## Problem statement
Return the listing word for word, as given.

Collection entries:
▽

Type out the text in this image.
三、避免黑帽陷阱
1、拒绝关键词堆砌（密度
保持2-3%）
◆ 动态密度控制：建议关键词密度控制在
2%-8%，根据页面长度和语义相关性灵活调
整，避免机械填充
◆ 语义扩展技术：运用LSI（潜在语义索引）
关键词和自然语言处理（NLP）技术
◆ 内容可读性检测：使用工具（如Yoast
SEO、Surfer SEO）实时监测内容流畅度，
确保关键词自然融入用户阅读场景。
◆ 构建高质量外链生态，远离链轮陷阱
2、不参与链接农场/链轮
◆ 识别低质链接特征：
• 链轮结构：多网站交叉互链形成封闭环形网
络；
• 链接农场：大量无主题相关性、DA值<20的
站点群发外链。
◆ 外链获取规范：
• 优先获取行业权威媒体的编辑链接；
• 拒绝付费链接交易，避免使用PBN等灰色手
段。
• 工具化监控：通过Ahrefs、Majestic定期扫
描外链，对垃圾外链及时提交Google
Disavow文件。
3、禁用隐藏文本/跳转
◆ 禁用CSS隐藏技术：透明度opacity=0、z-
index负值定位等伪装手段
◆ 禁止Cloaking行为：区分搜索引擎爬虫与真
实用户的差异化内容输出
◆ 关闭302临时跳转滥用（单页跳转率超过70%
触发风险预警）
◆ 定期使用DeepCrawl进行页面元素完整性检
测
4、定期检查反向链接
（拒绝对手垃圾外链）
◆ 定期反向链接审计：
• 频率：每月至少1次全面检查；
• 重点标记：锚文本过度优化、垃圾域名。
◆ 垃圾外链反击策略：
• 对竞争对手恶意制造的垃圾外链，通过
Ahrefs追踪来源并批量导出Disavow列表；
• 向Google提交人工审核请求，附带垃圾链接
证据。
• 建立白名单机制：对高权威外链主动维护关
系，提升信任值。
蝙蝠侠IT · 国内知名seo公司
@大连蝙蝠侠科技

△

## Final result
Type out the text in this image.
三、避免黑帽陷阱
1、拒绝关键词堆砌（密度
保持2-3%）
◆ 动态密度控制：建议关键词密度控制在
2%-8%，根据页面长度和语义相关性灵活调
整，避免机械填充
◆ 语义扩展技术：运用LSI（潜在语义索引）
关键词和自然语言处理（NLP）技术
◆ 内容可读性检测：使用工具（如Yoast
SEO、Surfer SEO）实时监测内容流畅度，
确保关键词自然融入用户阅读场景。
◆ 构建高质量外链生态，远离链轮陷阱
2、不参与链接农场/链轮
◆ 识别低质链接特征：
• 链轮结构：多网站交叉互链形成封闭环形网
络；
• 链接农场：大量无主题相关性、DA值<20的
站点群发外链。
◆ 外链获取规范：
• 优先获取行业权威媒体的编辑链接；
• 拒绝付费链接交易，避免使用PBN等灰色手
段。
• 工具化监控：通过Ahrefs、Majestic定期扫
描外链，对垃圾外链及时提交Google
Disavow文件。
3、禁用隐藏文本/跳转
◆ 禁用CSS隐藏技术：透明度opacity=0、z-
index负值定位等伪装手段
◆ 禁止Cloaking行为：区分搜索引擎爬虫与真
实用户的差异化内容输出
◆ 关闭302临时跳转滥用（单页跳转率超过70%
触发风险预警）
◆ 定期使用DeepCrawl进行页面元素完整性检
测
4、定期检查反向链接
（拒绝对手垃圾外链）
◆ 定期反向链接审计：
• 频率：每月至少1次全面检查；
• 重点标记：锚文本过度优化、垃圾域名。
◆ 垃圾外链反击策略：
• 对竞争对手恶意制造的垃圾外链，通过
Ahrefs追踪来源并批量导出Disavow列表；
• 向Google提交人工审核请求，附带垃圾链接
证据。
• 建立白名单机制：对高权威外链主动维护关
系，提升信任值。
蝙蝠侠IT · 国内知名seo公司
@大连蝙蝠侠科技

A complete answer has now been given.